Work instructions. All lines from the one containing "Give me the" through the last line of the listing below are to be copied exactly. Exclude the pictures.
───── Input records ─────
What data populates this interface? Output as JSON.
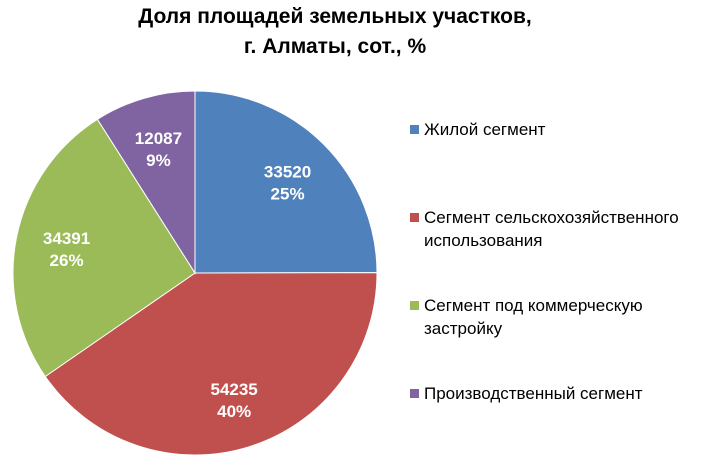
{
  "chart_data": {
    "type": "pie",
    "title_line1": "Доля площадей земельных участков,",
    "title_line2": "г. Алматы, сот., %",
    "slices": [
      {
        "name": "Жилой сегмент",
        "value": 33520,
        "percent_label": "25%",
        "value_label": "33520",
        "color": "#4f81bd"
      },
      {
        "name": "Сегмент сельскохозяйственного использования",
        "value": 54235,
        "percent_label": "40%",
        "value_label": "54235",
        "color": "#c0504d"
      },
      {
        "name": "Сегмент под коммерческую застройку",
        "value": 34391,
        "percent_label": "26%",
        "value_label": "34391",
        "color": "#9bbb59"
      },
      {
        "name": "Производственный сегмент",
        "value": 12087,
        "percent_label": "9%",
        "value_label": "12087",
        "color": "#8064a2"
      }
    ],
    "legend_position": "right"
  },
  "legend": {
    "items": [
      {
        "label_line1": "Жилой сегмент",
        "label_line2": ""
      },
      {
        "label_line1": "Сегмент сельскохозяйственного",
        "label_line2": "использования"
      },
      {
        "label_line1": "Сегмент под коммерческую",
        "label_line2": "застройку"
      },
      {
        "label_line1": "Производственный сегмент",
        "label_line2": ""
      }
    ]
  }
}
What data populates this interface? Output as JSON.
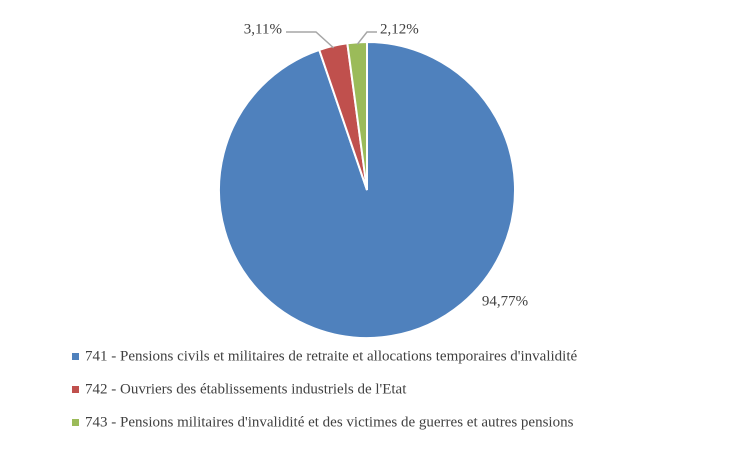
{
  "chart_data": {
    "type": "pie",
    "categories": [
      "741 - Pensions civils et militaires de retraite et allocations temporaires d'invalidité",
      "742 - Ouvriers des établissements industriels de l'Etat",
      "743 - Pensions militaires d'invalidité et des victimes de guerres et autres pensions"
    ],
    "values": [
      94.77,
      3.11,
      2.12
    ],
    "value_labels": [
      "94,77%",
      "3,11%",
      "2,12%"
    ],
    "colors": [
      "#4f81bd",
      "#c0504d",
      "#9bbb59"
    ],
    "legend": "bottom"
  }
}
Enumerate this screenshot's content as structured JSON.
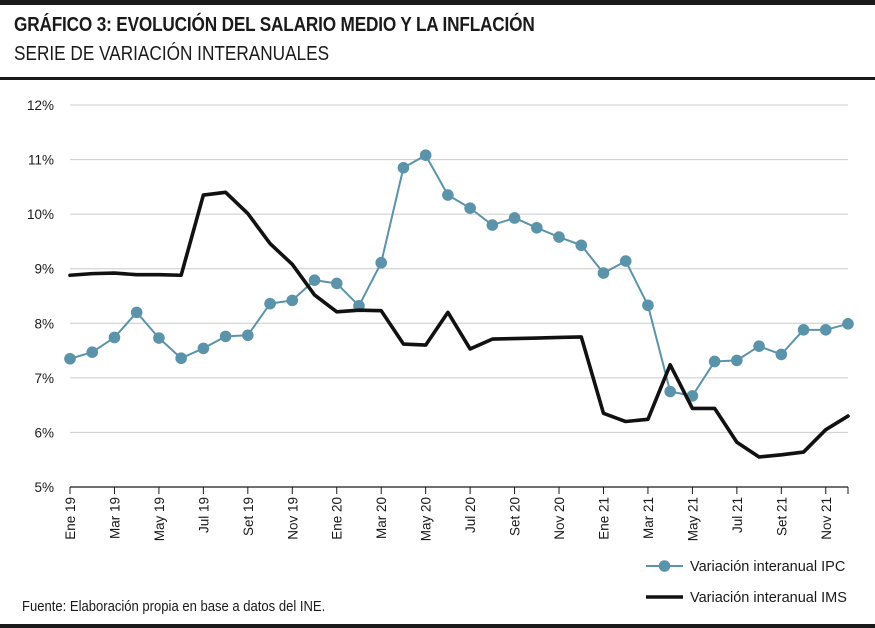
{
  "header": {
    "title": "GRÁFICO 3: EVOLUCIÓN DEL SALARIO MEDIO Y LA INFLACIÓN",
    "subtitle": "SERIE DE VARIACIÓN INTERANUALES"
  },
  "footer": {
    "source": "Fuente: Elaboración propia en base a datos del INE."
  },
  "colors": {
    "ipc": "#5b93aa",
    "ims": "#111111",
    "grid": "#cccccc"
  },
  "chart_data": {
    "type": "line",
    "title": "GRÁFICO 3: EVOLUCIÓN DEL SALARIO MEDIO Y LA INFLACIÓN",
    "subtitle": "SERIE DE VARIACIÓN INTERANUALES",
    "xlabel": "",
    "ylabel": "",
    "ylim": [
      5,
      12
    ],
    "y_ticks": [
      5,
      6,
      7,
      8,
      9,
      10,
      11,
      12
    ],
    "y_tick_labels": [
      "5%",
      "6%",
      "7%",
      "8%",
      "9%",
      "10%",
      "11%",
      "12%"
    ],
    "x_tick_labels": [
      "Ene 19",
      "Mar 19",
      "May 19",
      "Jul 19",
      "Set 19",
      "Nov 19",
      "Ene 20",
      "Mar 20",
      "May 20",
      "Jul 20",
      "Set 20",
      "Nov 20",
      "Ene 21",
      "Mar 21",
      "May 21",
      "Jul 21",
      "Set 21",
      "Nov 21"
    ],
    "grid": true,
    "legend_position": "bottom-right",
    "series": [
      {
        "name": "Variación interanual IPC",
        "style": "line-with-markers",
        "color": "#5b93aa",
        "values": [
          7.35,
          7.47,
          7.74,
          8.2,
          7.73,
          7.36,
          7.54,
          7.76,
          7.78,
          8.36,
          8.42,
          8.79,
          8.73,
          8.32,
          9.11,
          10.85,
          11.08,
          10.35,
          10.11,
          9.8,
          9.93,
          9.75,
          9.58,
          9.43,
          8.92,
          9.14,
          8.33,
          6.75,
          6.67,
          7.3,
          7.32,
          7.58,
          7.43,
          7.88,
          7.88,
          7.99
        ]
      },
      {
        "name": "Variación interanual IMS",
        "style": "line",
        "color": "#111111",
        "values": [
          8.88,
          8.91,
          8.92,
          8.89,
          8.89,
          8.88,
          10.35,
          10.4,
          10.01,
          9.46,
          9.08,
          8.52,
          8.21,
          8.24,
          8.23,
          7.62,
          7.6,
          8.2,
          7.53,
          7.71,
          7.72,
          7.73,
          7.74,
          7.75,
          6.35,
          6.2,
          6.24,
          7.24,
          6.44,
          6.44,
          5.82,
          5.55,
          5.59,
          5.64,
          6.05,
          6.3
        ]
      }
    ]
  }
}
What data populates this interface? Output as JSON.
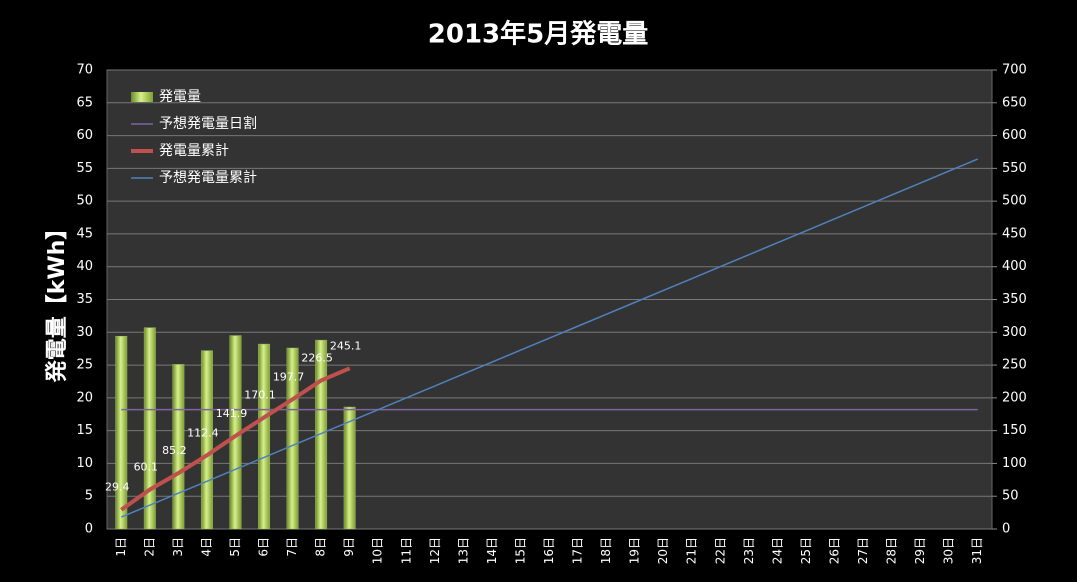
{
  "chart_data": {
    "type": "bar",
    "title": "2013年5月発電量",
    "ylabel": "発電量【kWh】",
    "categories": [
      "1日",
      "2日",
      "3日",
      "4日",
      "5日",
      "6日",
      "7日",
      "8日",
      "9日",
      "10日",
      "11日",
      "12日",
      "13日",
      "14日",
      "15日",
      "16日",
      "17日",
      "18日",
      "19日",
      "20日",
      "21日",
      "22日",
      "23日",
      "24日",
      "25日",
      "26日",
      "27日",
      "28日",
      "29日",
      "30日",
      "31日"
    ],
    "series": [
      {
        "name": "発電量",
        "type": "bar",
        "color": "#9bbb59",
        "values": [
          29.4,
          30.7,
          25.1,
          27.2,
          29.5,
          28.2,
          27.6,
          28.8,
          18.6,
          null,
          null,
          null,
          null,
          null,
          null,
          null,
          null,
          null,
          null,
          null,
          null,
          null,
          null,
          null,
          null,
          null,
          null,
          null,
          null,
          null,
          null
        ]
      },
      {
        "name": "予想発電量日割",
        "type": "line",
        "color": "#8064a2",
        "values": [
          18.2,
          18.2,
          18.2,
          18.2,
          18.2,
          18.2,
          18.2,
          18.2,
          18.2,
          18.2,
          18.2,
          18.2,
          18.2,
          18.2,
          18.2,
          18.2,
          18.2,
          18.2,
          18.2,
          18.2,
          18.2,
          18.2,
          18.2,
          18.2,
          18.2,
          18.2,
          18.2,
          18.2,
          18.2,
          18.2,
          18.2
        ]
      },
      {
        "name": "発電量累計",
        "type": "line",
        "axis": "y2",
        "color": "#c0504d",
        "labels": true,
        "values": [
          29.4,
          60.1,
          85.2,
          112.4,
          141.9,
          170.1,
          197.7,
          226.5,
          245.1,
          null,
          null,
          null,
          null,
          null,
          null,
          null,
          null,
          null,
          null,
          null,
          null,
          null,
          null,
          null,
          null,
          null,
          null,
          null,
          null,
          null,
          null
        ]
      },
      {
        "name": "予想発電量累計",
        "type": "line",
        "axis": "y2",
        "color": "#4f81bd",
        "values": [
          18.2,
          36.4,
          54.6,
          72.8,
          91,
          109.2,
          127.4,
          145.6,
          163.8,
          182,
          200.2,
          218.4,
          236.6,
          254.8,
          273,
          291.2,
          309.4,
          327.6,
          345.8,
          364,
          382.2,
          400.4,
          418.6,
          436.8,
          455,
          473.2,
          491.4,
          509.6,
          527.8,
          546,
          564.2
        ]
      }
    ],
    "ylim": [
      0,
      70
    ],
    "yticks": [
      0,
      5,
      10,
      15,
      20,
      25,
      30,
      35,
      40,
      45,
      50,
      55,
      60,
      65,
      70
    ],
    "y2lim": [
      0,
      700
    ],
    "y2ticks": [
      0,
      50,
      100,
      150,
      200,
      250,
      300,
      350,
      400,
      450,
      500,
      550,
      600,
      650,
      700
    ],
    "grid": true,
    "legend": "upper left"
  }
}
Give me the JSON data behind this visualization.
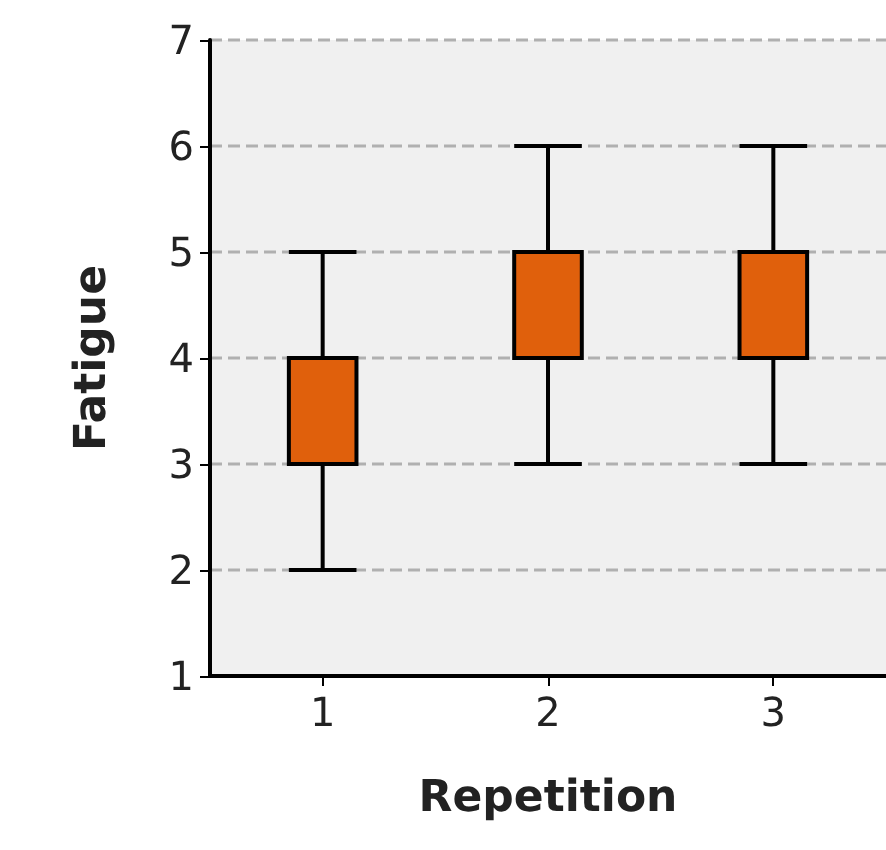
{
  "chart_data": {
    "type": "box",
    "xlabel": "Repetition",
    "ylabel": "Fatigue",
    "categories": [
      "1",
      "2",
      "3"
    ],
    "color": "#e0600c",
    "boxes": [
      {
        "low": 2,
        "q1": 3,
        "median": 3,
        "q3": 4,
        "high": 5
      },
      {
        "low": 3,
        "q1": 4,
        "median": 4,
        "q3": 5,
        "high": 6
      },
      {
        "low": 3,
        "q1": 4,
        "median": 5,
        "q3": 5,
        "high": 6
      }
    ],
    "ylim": [
      1,
      7
    ],
    "yticks": [
      1,
      2,
      3,
      4,
      5,
      6,
      7
    ],
    "grid": "y"
  }
}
─────
Solution to this task.
Give me the JSON data behind this visualization.
{
  "chart_data": {
    "type": "box",
    "xlabel": "Repetition",
    "ylabel": "Fatigue",
    "categories": [
      "1",
      "2",
      "3"
    ],
    "color": "#e0600c",
    "boxes": [
      {
        "low": 2,
        "q1": 3,
        "median": 3,
        "q3": 4,
        "high": 5
      },
      {
        "low": 3,
        "q1": 4,
        "median": 4,
        "q3": 5,
        "high": 6
      },
      {
        "low": 3,
        "q1": 4,
        "median": 5,
        "q3": 5,
        "high": 6
      }
    ],
    "ylim": [
      1,
      7
    ],
    "yticks": [
      1,
      2,
      3,
      4,
      5,
      6,
      7
    ],
    "grid": "y"
  }
}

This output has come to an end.